### DATASET RECORDS

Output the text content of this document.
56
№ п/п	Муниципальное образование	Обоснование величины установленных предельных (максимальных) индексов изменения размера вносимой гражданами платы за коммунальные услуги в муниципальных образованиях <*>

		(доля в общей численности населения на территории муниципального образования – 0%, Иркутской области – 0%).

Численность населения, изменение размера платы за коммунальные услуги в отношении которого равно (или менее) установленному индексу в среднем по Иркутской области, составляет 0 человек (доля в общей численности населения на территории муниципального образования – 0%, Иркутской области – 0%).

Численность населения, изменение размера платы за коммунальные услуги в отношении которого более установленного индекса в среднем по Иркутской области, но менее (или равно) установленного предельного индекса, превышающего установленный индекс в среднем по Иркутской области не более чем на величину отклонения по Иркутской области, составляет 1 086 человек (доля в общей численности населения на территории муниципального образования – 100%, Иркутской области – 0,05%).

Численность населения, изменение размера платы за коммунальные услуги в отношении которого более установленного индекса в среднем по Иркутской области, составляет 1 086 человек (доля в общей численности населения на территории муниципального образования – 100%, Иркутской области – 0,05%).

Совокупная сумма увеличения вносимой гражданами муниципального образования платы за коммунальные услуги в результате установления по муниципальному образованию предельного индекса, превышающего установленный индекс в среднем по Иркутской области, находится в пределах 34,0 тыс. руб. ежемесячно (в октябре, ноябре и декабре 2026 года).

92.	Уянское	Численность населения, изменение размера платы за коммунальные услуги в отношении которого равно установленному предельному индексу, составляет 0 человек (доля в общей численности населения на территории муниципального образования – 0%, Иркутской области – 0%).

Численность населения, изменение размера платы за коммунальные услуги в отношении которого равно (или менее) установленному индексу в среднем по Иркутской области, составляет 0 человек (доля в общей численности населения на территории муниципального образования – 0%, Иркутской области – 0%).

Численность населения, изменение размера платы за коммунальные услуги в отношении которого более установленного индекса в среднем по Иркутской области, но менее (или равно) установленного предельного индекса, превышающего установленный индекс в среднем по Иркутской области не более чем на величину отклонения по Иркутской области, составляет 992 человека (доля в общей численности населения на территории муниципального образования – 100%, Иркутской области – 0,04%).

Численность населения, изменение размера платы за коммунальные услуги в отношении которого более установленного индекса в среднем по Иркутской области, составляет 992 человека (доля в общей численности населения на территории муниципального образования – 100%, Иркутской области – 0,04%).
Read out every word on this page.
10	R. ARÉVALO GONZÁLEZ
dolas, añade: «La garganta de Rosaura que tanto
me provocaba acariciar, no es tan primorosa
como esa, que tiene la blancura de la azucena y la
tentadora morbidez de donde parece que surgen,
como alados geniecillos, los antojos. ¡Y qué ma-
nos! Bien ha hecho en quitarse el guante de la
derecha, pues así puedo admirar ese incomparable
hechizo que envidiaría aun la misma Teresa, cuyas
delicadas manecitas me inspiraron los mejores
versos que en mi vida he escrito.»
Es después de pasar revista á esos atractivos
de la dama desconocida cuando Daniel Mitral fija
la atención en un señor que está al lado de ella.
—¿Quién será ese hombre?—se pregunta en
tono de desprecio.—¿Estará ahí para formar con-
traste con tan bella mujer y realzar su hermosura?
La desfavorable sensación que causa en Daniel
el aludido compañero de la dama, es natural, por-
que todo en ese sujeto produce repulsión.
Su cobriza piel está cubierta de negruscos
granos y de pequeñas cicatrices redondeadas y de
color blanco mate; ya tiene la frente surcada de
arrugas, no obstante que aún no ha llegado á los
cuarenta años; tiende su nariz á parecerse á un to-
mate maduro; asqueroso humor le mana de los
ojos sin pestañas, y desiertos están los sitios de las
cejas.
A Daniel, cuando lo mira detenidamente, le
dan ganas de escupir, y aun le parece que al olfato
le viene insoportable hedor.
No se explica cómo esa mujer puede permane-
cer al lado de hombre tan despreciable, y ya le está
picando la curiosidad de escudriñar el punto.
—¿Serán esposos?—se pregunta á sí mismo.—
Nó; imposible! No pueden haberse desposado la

######

# EXERCISE
Return exactly, and only, the line containing "Read out every word on this page." and every line after it through the end of the material.

# SOLUTION TO THE PROBLEM
Read out every word on this page.
10	R. ARÉVALO GONZÁLEZ
dolas, añade: «La garganta de Rosaura que tanto
me provocaba acariciar, no es tan primorosa
como esa, que tiene la blancura de la azucena y la
tentadora morbidez de donde parece que surgen,
como alados geniecillos, los antojos. ¡Y qué ma-
nos! Bien ha hecho en quitarse el guante de la
derecha, pues así puedo admirar ese incomparable
hechizo que envidiaría aun la misma Teresa, cuyas
delicadas manecitas me inspiraron los mejores
versos que en mi vida he escrito.»
Es después de pasar revista á esos atractivos
de la dama desconocida cuando Daniel Mitral fija
la atención en un señor que está al lado de ella.
—¿Quién será ese hombre?—se pregunta en
tono de desprecio.—¿Estará ahí para formar con-
traste con tan bella mujer y realzar su hermosura?
La desfavorable sensación que causa en Daniel
el aludido compañero de la dama, es natural, por-
que todo en ese sujeto produce repulsión.
Su cobriza piel está cubierta de negruscos
granos y de pequeñas cicatrices redondeadas y de
color blanco mate; ya tiene la frente surcada de
arrugas, no obstante que aún no ha llegado á los
cuarenta años; tiende su nariz á parecerse á un to-
mate maduro; asqueroso humor le mana de los
ojos sin pestañas, y desiertos están los sitios de las
cejas.
A Daniel, cuando lo mira detenidamente, le
dan ganas de escupir, y aun le parece que al olfato
le viene insoportable hedor.
No se explica cómo esa mujer puede permane-
cer al lado de hombre tan despreciable, y ya le está
picando la curiosidad de escudriñar el punto.
—¿Serán esposos?—se pregunta á sí mismo.—
Nó; imposible! No pueden haberse desposado la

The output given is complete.